**Required work:**
Take the material below and write it all out again exactly.
★ ★ ★ ★ ★ ★ ★
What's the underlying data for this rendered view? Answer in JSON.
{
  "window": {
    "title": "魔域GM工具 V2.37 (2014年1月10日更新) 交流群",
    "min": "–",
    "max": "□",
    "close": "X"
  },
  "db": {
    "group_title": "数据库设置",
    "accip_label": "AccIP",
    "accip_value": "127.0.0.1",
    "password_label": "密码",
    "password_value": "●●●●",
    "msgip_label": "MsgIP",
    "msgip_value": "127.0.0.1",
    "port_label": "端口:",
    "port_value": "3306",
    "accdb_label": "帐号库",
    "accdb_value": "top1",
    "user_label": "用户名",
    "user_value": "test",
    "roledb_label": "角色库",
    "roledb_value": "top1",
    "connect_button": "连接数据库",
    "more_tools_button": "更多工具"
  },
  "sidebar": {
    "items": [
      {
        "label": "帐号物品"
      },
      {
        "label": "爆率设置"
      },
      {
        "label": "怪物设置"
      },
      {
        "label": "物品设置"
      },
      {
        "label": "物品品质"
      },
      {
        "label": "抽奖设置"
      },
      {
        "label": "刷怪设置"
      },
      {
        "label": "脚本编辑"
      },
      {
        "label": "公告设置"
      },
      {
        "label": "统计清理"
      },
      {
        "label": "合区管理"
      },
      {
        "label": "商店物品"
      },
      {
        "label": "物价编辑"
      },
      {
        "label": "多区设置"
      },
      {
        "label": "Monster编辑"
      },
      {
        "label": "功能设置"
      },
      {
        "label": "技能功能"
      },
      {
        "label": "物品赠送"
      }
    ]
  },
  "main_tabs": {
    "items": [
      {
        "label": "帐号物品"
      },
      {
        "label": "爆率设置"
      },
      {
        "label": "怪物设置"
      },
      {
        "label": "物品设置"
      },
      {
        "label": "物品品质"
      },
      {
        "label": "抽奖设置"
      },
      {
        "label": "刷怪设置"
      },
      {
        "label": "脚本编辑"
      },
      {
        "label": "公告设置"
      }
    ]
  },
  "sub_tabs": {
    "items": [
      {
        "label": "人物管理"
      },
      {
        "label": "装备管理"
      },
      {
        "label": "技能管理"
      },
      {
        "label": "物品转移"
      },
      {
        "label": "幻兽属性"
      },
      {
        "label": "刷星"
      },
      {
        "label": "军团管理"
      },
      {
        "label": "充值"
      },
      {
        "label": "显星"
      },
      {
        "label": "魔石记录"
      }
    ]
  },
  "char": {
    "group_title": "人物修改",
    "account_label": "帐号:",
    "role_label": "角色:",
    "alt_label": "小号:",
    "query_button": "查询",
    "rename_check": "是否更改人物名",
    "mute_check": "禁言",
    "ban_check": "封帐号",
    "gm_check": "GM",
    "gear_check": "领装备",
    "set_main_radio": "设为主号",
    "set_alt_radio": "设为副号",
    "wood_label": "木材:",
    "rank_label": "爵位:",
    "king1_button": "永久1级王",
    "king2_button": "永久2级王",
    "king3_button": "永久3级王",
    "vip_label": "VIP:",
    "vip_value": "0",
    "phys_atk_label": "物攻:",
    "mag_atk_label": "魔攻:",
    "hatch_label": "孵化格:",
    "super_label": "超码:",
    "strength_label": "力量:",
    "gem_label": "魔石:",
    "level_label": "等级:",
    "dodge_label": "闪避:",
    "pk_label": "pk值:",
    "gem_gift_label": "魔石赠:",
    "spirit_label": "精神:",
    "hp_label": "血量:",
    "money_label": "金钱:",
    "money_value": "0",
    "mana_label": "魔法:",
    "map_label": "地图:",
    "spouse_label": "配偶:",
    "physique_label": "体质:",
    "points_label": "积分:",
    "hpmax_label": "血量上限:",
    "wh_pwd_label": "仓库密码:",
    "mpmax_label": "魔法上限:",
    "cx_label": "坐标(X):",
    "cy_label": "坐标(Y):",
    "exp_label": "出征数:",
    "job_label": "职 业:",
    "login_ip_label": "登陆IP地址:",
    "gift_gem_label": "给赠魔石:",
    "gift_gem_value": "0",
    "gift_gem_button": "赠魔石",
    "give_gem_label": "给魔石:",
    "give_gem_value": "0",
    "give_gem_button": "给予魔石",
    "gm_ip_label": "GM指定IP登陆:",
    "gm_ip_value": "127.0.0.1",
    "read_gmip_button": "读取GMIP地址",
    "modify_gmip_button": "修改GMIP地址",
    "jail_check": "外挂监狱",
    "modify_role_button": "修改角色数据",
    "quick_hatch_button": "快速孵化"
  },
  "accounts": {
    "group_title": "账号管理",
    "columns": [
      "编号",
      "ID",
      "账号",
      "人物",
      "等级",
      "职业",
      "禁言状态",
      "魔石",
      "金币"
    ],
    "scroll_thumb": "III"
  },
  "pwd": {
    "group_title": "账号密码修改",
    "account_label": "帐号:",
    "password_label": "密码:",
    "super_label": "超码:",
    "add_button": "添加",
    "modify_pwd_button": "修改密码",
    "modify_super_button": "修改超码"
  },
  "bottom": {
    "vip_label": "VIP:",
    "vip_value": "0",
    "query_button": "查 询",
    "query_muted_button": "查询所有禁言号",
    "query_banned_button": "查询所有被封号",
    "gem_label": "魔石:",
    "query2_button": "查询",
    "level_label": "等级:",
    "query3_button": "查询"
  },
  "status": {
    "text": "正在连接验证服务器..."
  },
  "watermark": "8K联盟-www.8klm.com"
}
★ ★ ★ ★ ★ ★ ★
**Complete response:**
What's the underlying data for this rendered view? Answer in JSON.
{
  "window": {
    "title": "魔域GM工具 V2.37 (2014年1月10日更新) 交流群",
    "min": "–",
    "max": "□",
    "close": "X"
  },
  "db": {
    "group_title": "数据库设置",
    "accip_label": "AccIP",
    "accip_value": "127.0.0.1",
    "password_label": "密码",
    "password_value": "●●●●",
    "msgip_label": "MsgIP",
    "msgip_value": "127.0.0.1",
    "port_label": "端口:",
    "port_value": "3306",
    "accdb_label": "帐号库",
    "accdb_value": "top1",
    "user_label": "用户名",
    "user_value": "test",
    "roledb_label": "角色库",
    "roledb_value": "top1",
    "connect_button": "连接数据库",
    "more_tools_button": "更多工具"
  },
  "sidebar": {
    "items": [
      {
        "label": "帐号物品"
      },
      {
        "label": "爆率设置"
      },
      {
        "label": "怪物设置"
      },
      {
        "label": "物品设置"
      },
      {
        "label": "物品品质"
      },
      {
        "label": "抽奖设置"
      },
      {
        "label": "刷怪设置"
      },
      {
        "label": "脚本编辑"
      },
      {
        "label": "公告设置"
      },
      {
        "label": "统计清理"
      },
      {
        "label": "合区管理"
      },
      {
        "label": "商店物品"
      },
      {
        "label": "物价编辑"
      },
      {
        "label": "多区设置"
      },
      {
        "label": "Monster编辑"
      },
      {
        "label": "功能设置"
      },
      {
        "label": "技能功能"
      },
      {
        "label": "物品赠送"
      }
    ]
  },
  "main_tabs": {
    "items": [
      {
        "label": "帐号物品"
      },
      {
        "label": "爆率设置"
      },
      {
        "label": "怪物设置"
      },
      {
        "label": "物品设置"
      },
      {
        "label": "物品品质"
      },
      {
        "label": "抽奖设置"
      },
      {
        "label": "刷怪设置"
      },
      {
        "label": "脚本编辑"
      },
      {
        "label": "公告设置"
      }
    ]
  },
  "sub_tabs": {
    "items": [
      {
        "label": "人物管理"
      },
      {
        "label": "装备管理"
      },
      {
        "label": "技能管理"
      },
      {
        "label": "物品转移"
      },
      {
        "label": "幻兽属性"
      },
      {
        "label": "刷星"
      },
      {
        "label": "军团管理"
      },
      {
        "label": "充值"
      },
      {
        "label": "显星"
      },
      {
        "label": "魔石记录"
      }
    ]
  },
  "char": {
    "group_title": "人物修改",
    "account_label": "帐号:",
    "role_label": "角色:",
    "alt_label": "小号:",
    "query_button": "查询",
    "rename_check": "是否更改人物名",
    "mute_check": "禁言",
    "ban_check": "封帐号",
    "gm_check": "GM",
    "gear_check": "领装备",
    "set_main_radio": "设为主号",
    "set_alt_radio": "设为副号",
    "wood_label": "木材:",
    "rank_label": "爵位:",
    "king1_button": "永久1级王",
    "king2_button": "永久2级王",
    "king3_button": "永久3级王",
    "vip_label": "VIP:",
    "vip_value": "0",
    "phys_atk_label": "物攻:",
    "mag_atk_label": "魔攻:",
    "hatch_label": "孵化格:",
    "super_label": "超码:",
    "strength_label": "力量:",
    "gem_label": "魔石:",
    "level_label": "等级:",
    "dodge_label": "闪避:",
    "pk_label": "pk值:",
    "gem_gift_label": "魔石赠:",
    "spirit_label": "精神:",
    "hp_label": "血量:",
    "money_label": "金钱:",
    "money_value": "0",
    "mana_label": "魔法:",
    "map_label": "地图:",
    "spouse_label": "配偶:",
    "physique_label": "体质:",
    "points_label": "积分:",
    "hpmax_label": "血量上限:",
    "wh_pwd_label": "仓库密码:",
    "mpmax_label": "魔法上限:",
    "cx_label": "坐标(X):",
    "cy_label": "坐标(Y):",
    "exp_label": "出征数:",
    "job_label": "职 业:",
    "login_ip_label": "登陆IP地址:",
    "gift_gem_label": "给赠魔石:",
    "gift_gem_value": "0",
    "gift_gem_button": "赠魔石",
    "give_gem_label": "给魔石:",
    "give_gem_value": "0",
    "give_gem_button": "给予魔石",
    "gm_ip_label": "GM指定IP登陆:",
    "gm_ip_value": "127.0.0.1",
    "read_gmip_button": "读取GMIP地址",
    "modify_gmip_button": "修改GMIP地址",
    "jail_check": "外挂监狱",
    "modify_role_button": "修改角色数据",
    "quick_hatch_button": "快速孵化"
  },
  "accounts": {
    "group_title": "账号管理",
    "columns": [
      "编号",
      "ID",
      "账号",
      "人物",
      "等级",
      "职业",
      "禁言状态",
      "魔石",
      "金币"
    ],
    "scroll_thumb": "III"
  },
  "pwd": {
    "group_title": "账号密码修改",
    "account_label": "帐号:",
    "password_label": "密码:",
    "super_label": "超码:",
    "add_button": "添加",
    "modify_pwd_button": "修改密码",
    "modify_super_button": "修改超码"
  },
  "bottom": {
    "vip_label": "VIP:",
    "vip_value": "0",
    "query_button": "查 询",
    "query_muted_button": "查询所有禁言号",
    "query_banned_button": "查询所有被封号",
    "gem_label": "魔石:",
    "query2_button": "查询",
    "level_label": "等级:",
    "query3_button": "查询"
  },
  "status": {
    "text": "正在连接验证服务器..."
  },
  "watermark": "8K联盟-www.8klm.com"
}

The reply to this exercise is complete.